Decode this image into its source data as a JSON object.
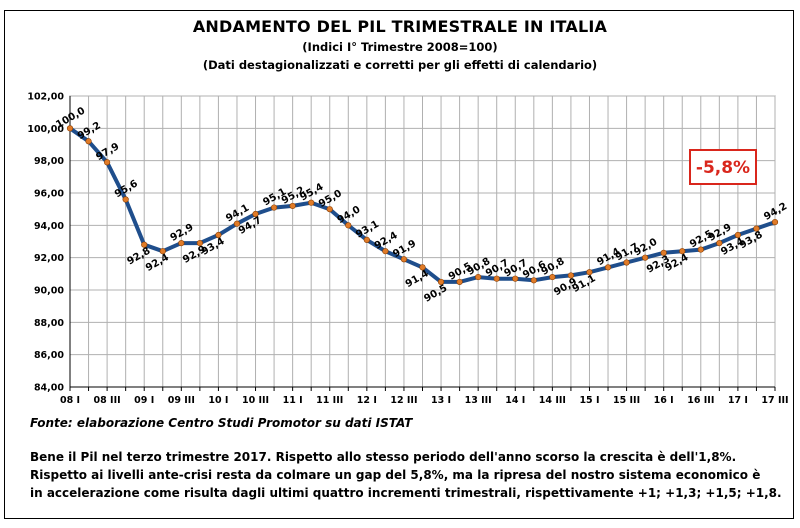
{
  "chart_data": {
    "type": "line",
    "title": "ANDAMENTO DEL PIL TRIMESTRALE IN ITALIA",
    "subtitle1": "(Indici I° Trimestre 2008=100)",
    "subtitle2": "(Dati destagionalizzati e corretti per gli effetti di calendario)",
    "ylim": [
      84,
      102
    ],
    "yticks": [
      "84,00",
      "86,00",
      "88,00",
      "90,00",
      "92,00",
      "94,00",
      "96,00",
      "98,00",
      "100,00",
      "102,00"
    ],
    "grid": true,
    "categories": [
      "08 I",
      "",
      "08 III",
      "",
      "09 I",
      "",
      "09 III",
      "",
      "10 I",
      "",
      "10 III",
      "",
      "11 I",
      "",
      "11 III",
      "",
      "12 I",
      "",
      "12 III",
      "",
      "13 I",
      "",
      "13 III",
      "",
      "14 I",
      "",
      "14 III",
      "",
      "15 I",
      "",
      "15 III",
      "",
      "16 I",
      "",
      "16 III",
      "",
      "17 I",
      "",
      "17 III"
    ],
    "values": [
      100.0,
      99.2,
      97.9,
      95.6,
      92.8,
      92.4,
      92.9,
      92.9,
      93.4,
      94.1,
      94.7,
      95.1,
      95.2,
      95.4,
      95.0,
      94.0,
      93.1,
      92.4,
      91.9,
      91.4,
      90.5,
      90.5,
      90.8,
      90.7,
      90.7,
      90.6,
      90.8,
      90.9,
      91.1,
      91.4,
      91.7,
      92.0,
      92.3,
      92.4,
      92.5,
      92.9,
      93.4,
      93.8,
      94.2
    ],
    "data_labels": [
      "100,0",
      "99,2",
      "97,9",
      "95,6",
      "92,8",
      "92,4",
      "92,9",
      "92,9",
      "93,4",
      "94,1",
      "94,7",
      "95,1",
      "95,2",
      "95,4",
      "95,0",
      "94,0",
      "93,1",
      "92,4",
      "91,9",
      "91,4",
      "90,5",
      "90,5",
      "90,8",
      "90,7",
      "90,7",
      "90,6",
      "90,8",
      "90,9",
      "91,1",
      "91,4",
      "91,7",
      "92,0",
      "92,3",
      "92,4",
      "92,5",
      "92,9",
      "93,4",
      "93,8",
      "94,2"
    ],
    "label_side": [
      "above",
      "above",
      "above",
      "above",
      "below",
      "below",
      "above",
      "below",
      "below",
      "above",
      "below",
      "above",
      "above",
      "above",
      "above",
      "above",
      "above",
      "above",
      "above",
      "below",
      "below",
      "above",
      "above",
      "above",
      "above",
      "above",
      "above",
      "below",
      "below",
      "above",
      "above",
      "above",
      "below",
      "below",
      "above",
      "above",
      "below",
      "below",
      "above"
    ],
    "annotation": "-5,8%",
    "colors": {
      "line": "#1f4e8c",
      "marker": "#e07b28",
      "annotation": "#d9261c",
      "grid": "#b0b0b0"
    }
  },
  "source": "Fonte: elaborazione Centro Studi Promotor su dati ISTAT",
  "note": [
    "Bene il Pil nel terzo trimestre 2017. Rispetto allo stesso periodo dell'anno scorso la crescita è dell'1,8%.",
    "Rispetto ai livelli ante-crisi resta da colmare un gap del 5,8%, ma la ripresa del nostro sistema economico è",
    "in accelerazione come risulta dagli ultimi quattro incrementi trimestrali, rispettivamente +1; +1,3; +1,5; +1,8."
  ]
}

::::

TASK OBJECTIVE
Give back the whole listing as it stands, minus its pictures.

WRITTEN ANSWER
Decode this image into its source data as a JSON object.
{
  "chart_data": {
    "type": "line",
    "title": "ANDAMENTO DEL PIL TRIMESTRALE IN ITALIA",
    "subtitle1": "(Indici I° Trimestre 2008=100)",
    "subtitle2": "(Dati destagionalizzati e corretti per gli effetti di calendario)",
    "ylim": [
      84,
      102
    ],
    "yticks": [
      "84,00",
      "86,00",
      "88,00",
      "90,00",
      "92,00",
      "94,00",
      "96,00",
      "98,00",
      "100,00",
      "102,00"
    ],
    "grid": true,
    "categories": [
      "08 I",
      "",
      "08 III",
      "",
      "09 I",
      "",
      "09 III",
      "",
      "10 I",
      "",
      "10 III",
      "",
      "11 I",
      "",
      "11 III",
      "",
      "12 I",
      "",
      "12 III",
      "",
      "13 I",
      "",
      "13 III",
      "",
      "14 I",
      "",
      "14 III",
      "",
      "15 I",
      "",
      "15 III",
      "",
      "16 I",
      "",
      "16 III",
      "",
      "17 I",
      "",
      "17 III"
    ],
    "values": [
      100.0,
      99.2,
      97.9,
      95.6,
      92.8,
      92.4,
      92.9,
      92.9,
      93.4,
      94.1,
      94.7,
      95.1,
      95.2,
      95.4,
      95.0,
      94.0,
      93.1,
      92.4,
      91.9,
      91.4,
      90.5,
      90.5,
      90.8,
      90.7,
      90.7,
      90.6,
      90.8,
      90.9,
      91.1,
      91.4,
      91.7,
      92.0,
      92.3,
      92.4,
      92.5,
      92.9,
      93.4,
      93.8,
      94.2
    ],
    "data_labels": [
      "100,0",
      "99,2",
      "97,9",
      "95,6",
      "92,8",
      "92,4",
      "92,9",
      "92,9",
      "93,4",
      "94,1",
      "94,7",
      "95,1",
      "95,2",
      "95,4",
      "95,0",
      "94,0",
      "93,1",
      "92,4",
      "91,9",
      "91,4",
      "90,5",
      "90,5",
      "90,8",
      "90,7",
      "90,7",
      "90,6",
      "90,8",
      "90,9",
      "91,1",
      "91,4",
      "91,7",
      "92,0",
      "92,3",
      "92,4",
      "92,5",
      "92,9",
      "93,4",
      "93,8",
      "94,2"
    ],
    "label_side": [
      "above",
      "above",
      "above",
      "above",
      "below",
      "below",
      "above",
      "below",
      "below",
      "above",
      "below",
      "above",
      "above",
      "above",
      "above",
      "above",
      "above",
      "above",
      "above",
      "below",
      "below",
      "above",
      "above",
      "above",
      "above",
      "above",
      "above",
      "below",
      "below",
      "above",
      "above",
      "above",
      "below",
      "below",
      "above",
      "above",
      "below",
      "below",
      "above"
    ],
    "annotation": "-5,8%",
    "colors": {
      "line": "#1f4e8c",
      "marker": "#e07b28",
      "annotation": "#d9261c",
      "grid": "#b0b0b0"
    }
  },
  "source": "Fonte: elaborazione Centro Studi Promotor su dati ISTAT",
  "note": [
    "Bene il Pil nel terzo trimestre 2017. Rispetto allo stesso periodo dell'anno scorso la crescita è dell'1,8%.",
    "Rispetto ai livelli ante-crisi resta da colmare un gap del 5,8%, ma la ripresa del nostro sistema economico è",
    "in accelerazione come risulta dagli ultimi quattro incrementi trimestrali, rispettivamente +1; +1,3; +1,5; +1,8."
  ]
}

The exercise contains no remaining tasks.